## begin INPUT

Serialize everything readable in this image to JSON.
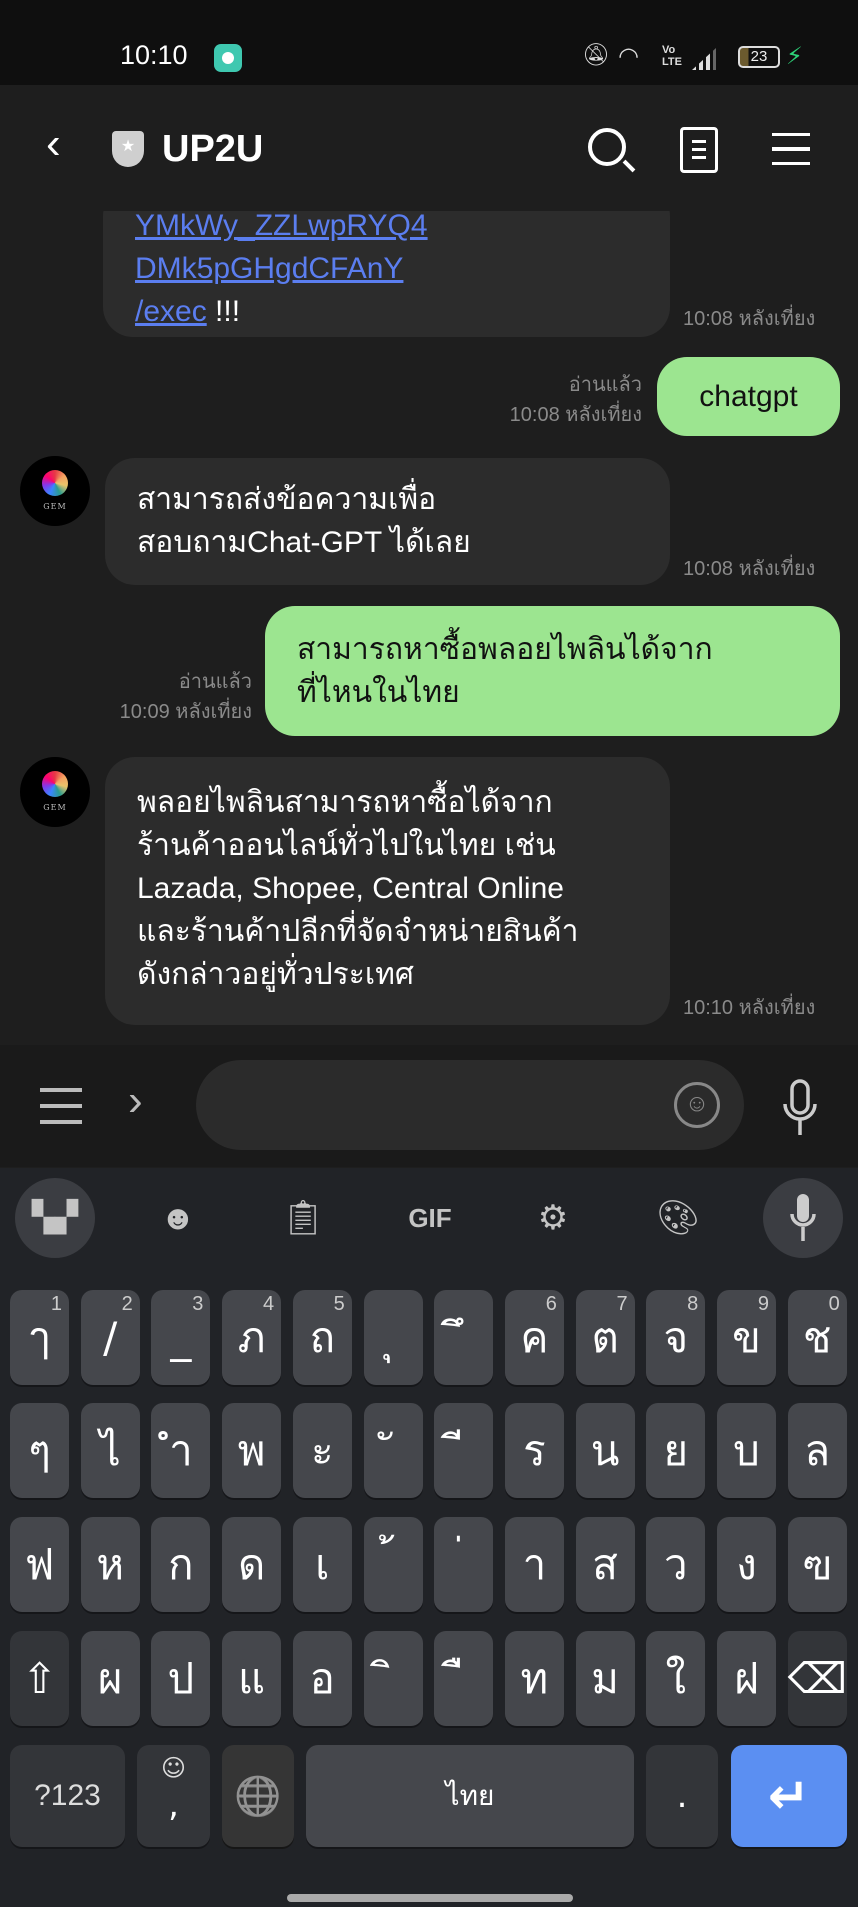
{
  "status_bar": {
    "time": "10:10",
    "battery": "23",
    "icons": [
      "bell-off-icon",
      "wifi-icon",
      "volte-icon",
      "signal-icon",
      "battery-icon",
      "charging-icon"
    ],
    "volte": "Vo LTE"
  },
  "header": {
    "title": "UP2U",
    "back": "back-icon",
    "icons": [
      "search-history-icon",
      "notes-icon",
      "menu-icon"
    ]
  },
  "messages": [
    {
      "side": "in",
      "partial_line": "YMkWy_ZZLwpRYQ4",
      "link_line1": "DMk5pGHgdCFAnY",
      "link_line2": "/exec",
      "suffix": " !!!",
      "time": "10:08 หลังเที่ยง"
    },
    {
      "side": "out",
      "text": "chatgpt",
      "read": "อ่านแล้ว",
      "time": "10:08 หลังเที่ยง"
    },
    {
      "side": "in",
      "lines": [
        "สามารถส่งข้อความเพื่อ",
        "สอบถามChat-GPT ได้เลย"
      ],
      "time": "10:08 หลังเที่ยง",
      "avatar": "GEM"
    },
    {
      "side": "out",
      "lines": [
        "สามารถหาซื้อพลอยไพลินได้จาก",
        "ที่ไหนในไทย"
      ],
      "read": "อ่านแล้ว",
      "time": "10:09 หลังเที่ยง"
    },
    {
      "side": "in",
      "lines": [
        "พลอยไพลินสามารถหาซื้อได้จาก",
        "ร้านค้าออนไลน์ทั่วไปในไทย เช่น",
        "Lazada, Shopee, Central Online",
        "และร้านค้าปลีกที่จัดจำหน่ายสินค้า",
        "ดังกล่าวอยู่ทั่วประเทศ"
      ],
      "time": "10:10 หลังเที่ยง",
      "avatar": "GEM"
    }
  ],
  "input": {
    "value": "",
    "emoji_icon": "☺"
  },
  "keyboard": {
    "toolbar": {
      "gif": "GIF"
    },
    "rows": [
      {
        "keys": [
          "ๅ",
          "/",
          "_",
          "ภ",
          "ถ",
          "ุ",
          "ึ",
          "ค",
          "ต",
          "จ",
          "ข",
          "ช"
        ],
        "hints": [
          "1",
          "2",
          "3",
          "4",
          "5",
          "",
          "",
          "6",
          "7",
          "8",
          "9",
          "0"
        ]
      },
      {
        "keys": [
          "ๆ",
          "ไ",
          "ำ",
          "พ",
          "ะ",
          "ั",
          "ี",
          "ร",
          "น",
          "ย",
          "บ",
          "ล"
        ]
      },
      {
        "keys": [
          "ฟ",
          "ห",
          "ก",
          "ด",
          "เ",
          "้",
          "่",
          "า",
          "ส",
          "ว",
          "ง",
          "ฃ"
        ]
      },
      {
        "keys": [
          "⇧",
          "ผ",
          "ป",
          "แ",
          "อ",
          "ิ",
          "ื",
          "ท",
          "ม",
          "ใ",
          "ฝ",
          "⌫"
        ]
      }
    ],
    "bottom": {
      "symbols": "?123",
      "emoji": "☺",
      "comma": ",",
      "globe": "🌐",
      "space": "ไทย",
      "period": ".",
      "enter": "↵"
    },
    "accent": "#5b8ff2"
  }
}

## end INPUT

Give the entries again without a single change, but with no pictures.

## RESPONSE TO THIS EXERCISE
Serialize everything readable in this image to JSON.
{
  "status_bar": {
    "time": "10:10",
    "battery": "23",
    "icons": [
      "bell-off-icon",
      "wifi-icon",
      "volte-icon",
      "signal-icon",
      "battery-icon",
      "charging-icon"
    ],
    "volte": "Vo LTE"
  },
  "header": {
    "title": "UP2U",
    "back": "back-icon",
    "icons": [
      "search-history-icon",
      "notes-icon",
      "menu-icon"
    ]
  },
  "messages": [
    {
      "side": "in",
      "partial_line": "YMkWy_ZZLwpRYQ4",
      "link_line1": "DMk5pGHgdCFAnY",
      "link_line2": "/exec",
      "suffix": " !!!",
      "time": "10:08 หลังเที่ยง"
    },
    {
      "side": "out",
      "text": "chatgpt",
      "read": "อ่านแล้ว",
      "time": "10:08 หลังเที่ยง"
    },
    {
      "side": "in",
      "lines": [
        "สามารถส่งข้อความเพื่อ",
        "สอบถามChat-GPT ได้เลย"
      ],
      "time": "10:08 หลังเที่ยง",
      "avatar": "GEM"
    },
    {
      "side": "out",
      "lines": [
        "สามารถหาซื้อพลอยไพลินได้จาก",
        "ที่ไหนในไทย"
      ],
      "read": "อ่านแล้ว",
      "time": "10:09 หลังเที่ยง"
    },
    {
      "side": "in",
      "lines": [
        "พลอยไพลินสามารถหาซื้อได้จาก",
        "ร้านค้าออนไลน์ทั่วไปในไทย เช่น",
        "Lazada, Shopee, Central Online",
        "และร้านค้าปลีกที่จัดจำหน่ายสินค้า",
        "ดังกล่าวอยู่ทั่วประเทศ"
      ],
      "time": "10:10 หลังเที่ยง",
      "avatar": "GEM"
    }
  ],
  "input": {
    "value": "",
    "emoji_icon": "☺"
  },
  "keyboard": {
    "toolbar": {
      "gif": "GIF"
    },
    "rows": [
      {
        "keys": [
          "ๅ",
          "/",
          "_",
          "ภ",
          "ถ",
          "ุ",
          "ึ",
          "ค",
          "ต",
          "จ",
          "ข",
          "ช"
        ],
        "hints": [
          "1",
          "2",
          "3",
          "4",
          "5",
          "",
          "",
          "6",
          "7",
          "8",
          "9",
          "0"
        ]
      },
      {
        "keys": [
          "ๆ",
          "ไ",
          "ำ",
          "พ",
          "ะ",
          "ั",
          "ี",
          "ร",
          "น",
          "ย",
          "บ",
          "ล"
        ]
      },
      {
        "keys": [
          "ฟ",
          "ห",
          "ก",
          "ด",
          "เ",
          "้",
          "่",
          "า",
          "ส",
          "ว",
          "ง",
          "ฃ"
        ]
      },
      {
        "keys": [
          "⇧",
          "ผ",
          "ป",
          "แ",
          "อ",
          "ิ",
          "ื",
          "ท",
          "ม",
          "ใ",
          "ฝ",
          "⌫"
        ]
      }
    ],
    "bottom": {
      "symbols": "?123",
      "emoji": "☺",
      "comma": ",",
      "globe": "🌐",
      "space": "ไทย",
      "period": ".",
      "enter": "↵"
    },
    "accent": "#5b8ff2"
  }
}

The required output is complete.